For the word "individuo", count the lines of the data that include it and give only the total.

[[ Given records open ]]

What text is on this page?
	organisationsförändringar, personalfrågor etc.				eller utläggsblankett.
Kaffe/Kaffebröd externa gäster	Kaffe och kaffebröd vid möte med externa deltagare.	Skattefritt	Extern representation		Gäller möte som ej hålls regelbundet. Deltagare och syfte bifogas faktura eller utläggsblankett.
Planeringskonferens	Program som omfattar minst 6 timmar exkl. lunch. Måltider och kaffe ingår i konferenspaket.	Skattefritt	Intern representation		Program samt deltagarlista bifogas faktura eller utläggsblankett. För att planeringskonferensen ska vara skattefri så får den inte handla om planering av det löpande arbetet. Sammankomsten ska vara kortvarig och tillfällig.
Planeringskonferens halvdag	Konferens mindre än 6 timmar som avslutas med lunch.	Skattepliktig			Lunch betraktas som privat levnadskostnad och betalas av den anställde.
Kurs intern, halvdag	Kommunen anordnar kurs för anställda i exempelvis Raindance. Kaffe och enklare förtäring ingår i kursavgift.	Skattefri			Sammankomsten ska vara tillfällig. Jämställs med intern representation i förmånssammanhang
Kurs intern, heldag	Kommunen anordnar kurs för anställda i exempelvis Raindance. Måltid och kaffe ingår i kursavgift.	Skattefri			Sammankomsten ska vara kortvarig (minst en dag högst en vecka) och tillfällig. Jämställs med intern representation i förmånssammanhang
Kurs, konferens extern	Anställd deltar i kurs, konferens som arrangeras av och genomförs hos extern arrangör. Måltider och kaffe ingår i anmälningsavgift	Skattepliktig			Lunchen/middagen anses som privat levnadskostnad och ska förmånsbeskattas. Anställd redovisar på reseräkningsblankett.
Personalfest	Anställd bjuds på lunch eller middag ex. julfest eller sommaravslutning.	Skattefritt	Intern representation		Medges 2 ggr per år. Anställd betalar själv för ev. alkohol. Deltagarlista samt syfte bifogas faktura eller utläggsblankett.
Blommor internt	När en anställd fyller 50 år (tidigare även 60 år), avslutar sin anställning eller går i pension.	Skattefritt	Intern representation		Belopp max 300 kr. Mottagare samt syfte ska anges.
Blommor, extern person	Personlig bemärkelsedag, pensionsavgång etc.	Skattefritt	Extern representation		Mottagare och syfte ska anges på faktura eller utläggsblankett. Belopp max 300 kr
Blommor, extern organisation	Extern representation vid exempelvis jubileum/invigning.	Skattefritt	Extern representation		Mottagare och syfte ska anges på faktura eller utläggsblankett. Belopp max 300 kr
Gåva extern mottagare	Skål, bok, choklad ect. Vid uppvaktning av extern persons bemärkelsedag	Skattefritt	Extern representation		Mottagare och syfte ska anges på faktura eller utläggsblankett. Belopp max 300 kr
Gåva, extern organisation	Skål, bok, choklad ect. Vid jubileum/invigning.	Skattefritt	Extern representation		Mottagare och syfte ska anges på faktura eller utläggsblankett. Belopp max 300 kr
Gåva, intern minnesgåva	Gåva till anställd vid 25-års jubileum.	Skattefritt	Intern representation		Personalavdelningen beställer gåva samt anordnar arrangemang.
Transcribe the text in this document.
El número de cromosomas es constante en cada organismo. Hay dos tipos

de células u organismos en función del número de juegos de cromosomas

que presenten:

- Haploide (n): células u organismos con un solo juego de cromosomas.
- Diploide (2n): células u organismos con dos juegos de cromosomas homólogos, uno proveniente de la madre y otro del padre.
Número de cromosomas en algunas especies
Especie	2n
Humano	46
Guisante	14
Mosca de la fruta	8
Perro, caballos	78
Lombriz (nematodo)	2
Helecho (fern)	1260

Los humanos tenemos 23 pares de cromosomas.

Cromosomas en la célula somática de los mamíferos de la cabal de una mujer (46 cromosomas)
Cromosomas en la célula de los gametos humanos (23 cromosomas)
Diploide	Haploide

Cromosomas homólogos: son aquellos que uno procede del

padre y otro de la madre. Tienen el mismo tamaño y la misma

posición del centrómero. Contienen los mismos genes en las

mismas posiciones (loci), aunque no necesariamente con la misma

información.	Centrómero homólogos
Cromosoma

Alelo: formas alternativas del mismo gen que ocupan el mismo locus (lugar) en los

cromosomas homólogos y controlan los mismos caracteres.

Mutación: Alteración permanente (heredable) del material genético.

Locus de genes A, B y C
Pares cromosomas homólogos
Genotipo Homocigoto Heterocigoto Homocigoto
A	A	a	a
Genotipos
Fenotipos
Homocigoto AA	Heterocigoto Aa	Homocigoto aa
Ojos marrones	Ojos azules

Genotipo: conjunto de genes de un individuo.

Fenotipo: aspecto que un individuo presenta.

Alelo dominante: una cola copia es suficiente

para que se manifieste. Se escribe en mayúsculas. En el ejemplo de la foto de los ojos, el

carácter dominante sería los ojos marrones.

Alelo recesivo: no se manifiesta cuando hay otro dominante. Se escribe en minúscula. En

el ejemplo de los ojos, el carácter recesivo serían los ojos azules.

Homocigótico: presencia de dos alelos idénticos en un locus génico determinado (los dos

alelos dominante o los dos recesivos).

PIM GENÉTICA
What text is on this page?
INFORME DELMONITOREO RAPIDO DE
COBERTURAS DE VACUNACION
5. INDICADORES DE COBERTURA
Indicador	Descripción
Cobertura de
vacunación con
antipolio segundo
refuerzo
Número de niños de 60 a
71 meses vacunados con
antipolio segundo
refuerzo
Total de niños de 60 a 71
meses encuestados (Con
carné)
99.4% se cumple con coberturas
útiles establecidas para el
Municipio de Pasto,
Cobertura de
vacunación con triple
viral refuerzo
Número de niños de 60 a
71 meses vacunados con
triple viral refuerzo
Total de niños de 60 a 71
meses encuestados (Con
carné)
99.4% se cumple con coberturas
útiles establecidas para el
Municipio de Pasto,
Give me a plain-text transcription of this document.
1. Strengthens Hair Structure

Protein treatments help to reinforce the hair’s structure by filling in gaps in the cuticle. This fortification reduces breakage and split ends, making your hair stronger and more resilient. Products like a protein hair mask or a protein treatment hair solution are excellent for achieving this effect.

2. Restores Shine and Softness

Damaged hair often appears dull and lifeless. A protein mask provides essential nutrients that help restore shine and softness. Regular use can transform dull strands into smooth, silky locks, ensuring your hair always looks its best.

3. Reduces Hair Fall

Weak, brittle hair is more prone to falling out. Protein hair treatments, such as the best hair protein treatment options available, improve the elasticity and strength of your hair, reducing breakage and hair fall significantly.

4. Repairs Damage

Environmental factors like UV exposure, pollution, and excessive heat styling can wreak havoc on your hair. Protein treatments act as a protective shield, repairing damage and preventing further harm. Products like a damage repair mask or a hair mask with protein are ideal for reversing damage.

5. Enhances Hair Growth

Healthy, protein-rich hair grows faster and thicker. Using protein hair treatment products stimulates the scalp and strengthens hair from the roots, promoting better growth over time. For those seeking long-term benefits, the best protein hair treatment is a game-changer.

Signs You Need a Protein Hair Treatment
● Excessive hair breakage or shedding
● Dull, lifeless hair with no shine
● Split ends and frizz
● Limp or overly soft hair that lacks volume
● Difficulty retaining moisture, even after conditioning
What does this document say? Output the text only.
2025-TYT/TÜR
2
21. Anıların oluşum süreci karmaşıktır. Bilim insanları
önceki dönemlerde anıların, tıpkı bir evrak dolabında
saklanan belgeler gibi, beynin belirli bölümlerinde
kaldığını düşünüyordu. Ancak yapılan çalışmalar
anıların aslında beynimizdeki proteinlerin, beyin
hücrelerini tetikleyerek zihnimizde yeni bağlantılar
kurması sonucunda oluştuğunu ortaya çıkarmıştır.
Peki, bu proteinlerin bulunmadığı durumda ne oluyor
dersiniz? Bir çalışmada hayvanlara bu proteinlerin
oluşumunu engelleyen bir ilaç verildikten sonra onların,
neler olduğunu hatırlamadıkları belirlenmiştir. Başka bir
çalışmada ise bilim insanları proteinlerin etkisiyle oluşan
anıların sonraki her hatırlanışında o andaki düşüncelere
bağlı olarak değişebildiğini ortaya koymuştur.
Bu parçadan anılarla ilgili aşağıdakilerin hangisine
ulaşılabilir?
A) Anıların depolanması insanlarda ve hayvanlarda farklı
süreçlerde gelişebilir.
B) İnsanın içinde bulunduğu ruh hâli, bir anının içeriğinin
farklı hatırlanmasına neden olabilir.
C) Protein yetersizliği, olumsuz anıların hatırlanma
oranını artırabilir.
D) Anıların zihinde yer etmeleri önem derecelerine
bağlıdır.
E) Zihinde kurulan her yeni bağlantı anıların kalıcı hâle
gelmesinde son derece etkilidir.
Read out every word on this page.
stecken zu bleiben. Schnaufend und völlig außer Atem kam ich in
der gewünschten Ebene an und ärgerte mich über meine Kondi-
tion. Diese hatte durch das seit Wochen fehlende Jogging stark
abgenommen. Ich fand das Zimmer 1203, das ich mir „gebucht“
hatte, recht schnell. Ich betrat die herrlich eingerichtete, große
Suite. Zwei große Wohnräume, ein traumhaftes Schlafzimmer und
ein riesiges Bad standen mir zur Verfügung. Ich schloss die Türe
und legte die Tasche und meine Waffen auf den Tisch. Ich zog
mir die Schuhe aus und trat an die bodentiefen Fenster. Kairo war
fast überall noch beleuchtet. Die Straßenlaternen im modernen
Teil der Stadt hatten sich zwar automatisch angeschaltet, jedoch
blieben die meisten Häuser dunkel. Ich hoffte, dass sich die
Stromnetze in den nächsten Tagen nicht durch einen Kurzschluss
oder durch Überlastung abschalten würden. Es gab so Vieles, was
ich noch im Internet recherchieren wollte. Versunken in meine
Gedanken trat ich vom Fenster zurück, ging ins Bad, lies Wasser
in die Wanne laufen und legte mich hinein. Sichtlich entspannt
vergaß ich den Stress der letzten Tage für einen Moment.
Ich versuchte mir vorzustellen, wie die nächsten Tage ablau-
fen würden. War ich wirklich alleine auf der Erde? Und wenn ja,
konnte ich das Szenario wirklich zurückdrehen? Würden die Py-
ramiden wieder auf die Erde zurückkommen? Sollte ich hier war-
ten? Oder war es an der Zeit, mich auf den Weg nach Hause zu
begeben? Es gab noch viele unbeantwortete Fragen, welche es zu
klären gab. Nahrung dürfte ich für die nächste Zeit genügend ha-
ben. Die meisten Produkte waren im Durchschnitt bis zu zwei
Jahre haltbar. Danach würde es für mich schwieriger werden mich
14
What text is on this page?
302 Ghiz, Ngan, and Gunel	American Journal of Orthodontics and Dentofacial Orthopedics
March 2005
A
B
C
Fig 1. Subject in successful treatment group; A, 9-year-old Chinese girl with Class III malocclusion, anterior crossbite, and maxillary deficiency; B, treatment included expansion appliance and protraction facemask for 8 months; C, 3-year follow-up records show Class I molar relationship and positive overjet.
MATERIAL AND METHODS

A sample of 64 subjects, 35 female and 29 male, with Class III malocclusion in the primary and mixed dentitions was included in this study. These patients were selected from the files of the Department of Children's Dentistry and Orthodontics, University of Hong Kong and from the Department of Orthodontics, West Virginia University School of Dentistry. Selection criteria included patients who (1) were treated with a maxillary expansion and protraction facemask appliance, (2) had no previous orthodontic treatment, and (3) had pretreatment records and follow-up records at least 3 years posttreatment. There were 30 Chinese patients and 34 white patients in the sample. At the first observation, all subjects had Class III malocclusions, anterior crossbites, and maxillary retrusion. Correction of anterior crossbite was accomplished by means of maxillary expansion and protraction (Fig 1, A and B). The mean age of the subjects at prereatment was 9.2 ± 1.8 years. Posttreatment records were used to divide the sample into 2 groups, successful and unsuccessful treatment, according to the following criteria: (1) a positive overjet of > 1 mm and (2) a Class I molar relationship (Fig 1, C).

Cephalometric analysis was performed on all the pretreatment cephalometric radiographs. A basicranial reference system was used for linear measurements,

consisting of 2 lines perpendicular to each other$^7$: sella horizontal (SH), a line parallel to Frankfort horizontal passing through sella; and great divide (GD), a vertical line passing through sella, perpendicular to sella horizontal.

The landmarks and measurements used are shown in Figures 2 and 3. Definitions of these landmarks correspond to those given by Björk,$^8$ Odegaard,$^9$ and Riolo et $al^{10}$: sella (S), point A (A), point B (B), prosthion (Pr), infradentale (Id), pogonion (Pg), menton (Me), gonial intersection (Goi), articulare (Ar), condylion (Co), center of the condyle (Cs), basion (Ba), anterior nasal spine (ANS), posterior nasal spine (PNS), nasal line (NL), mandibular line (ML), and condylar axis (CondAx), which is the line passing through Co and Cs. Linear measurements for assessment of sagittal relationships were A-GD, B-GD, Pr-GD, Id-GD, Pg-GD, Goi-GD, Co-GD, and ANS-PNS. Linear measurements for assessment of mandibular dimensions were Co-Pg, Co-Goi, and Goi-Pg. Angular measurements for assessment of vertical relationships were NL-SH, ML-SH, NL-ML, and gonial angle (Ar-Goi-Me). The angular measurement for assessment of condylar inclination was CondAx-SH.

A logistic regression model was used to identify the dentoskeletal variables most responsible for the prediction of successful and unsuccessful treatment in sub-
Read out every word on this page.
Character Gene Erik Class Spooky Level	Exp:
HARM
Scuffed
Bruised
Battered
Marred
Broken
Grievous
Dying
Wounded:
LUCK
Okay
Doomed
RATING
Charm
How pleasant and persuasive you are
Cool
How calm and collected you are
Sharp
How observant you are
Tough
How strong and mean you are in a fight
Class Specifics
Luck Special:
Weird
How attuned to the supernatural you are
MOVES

[[ Given records closed ]]

■ Completed task
2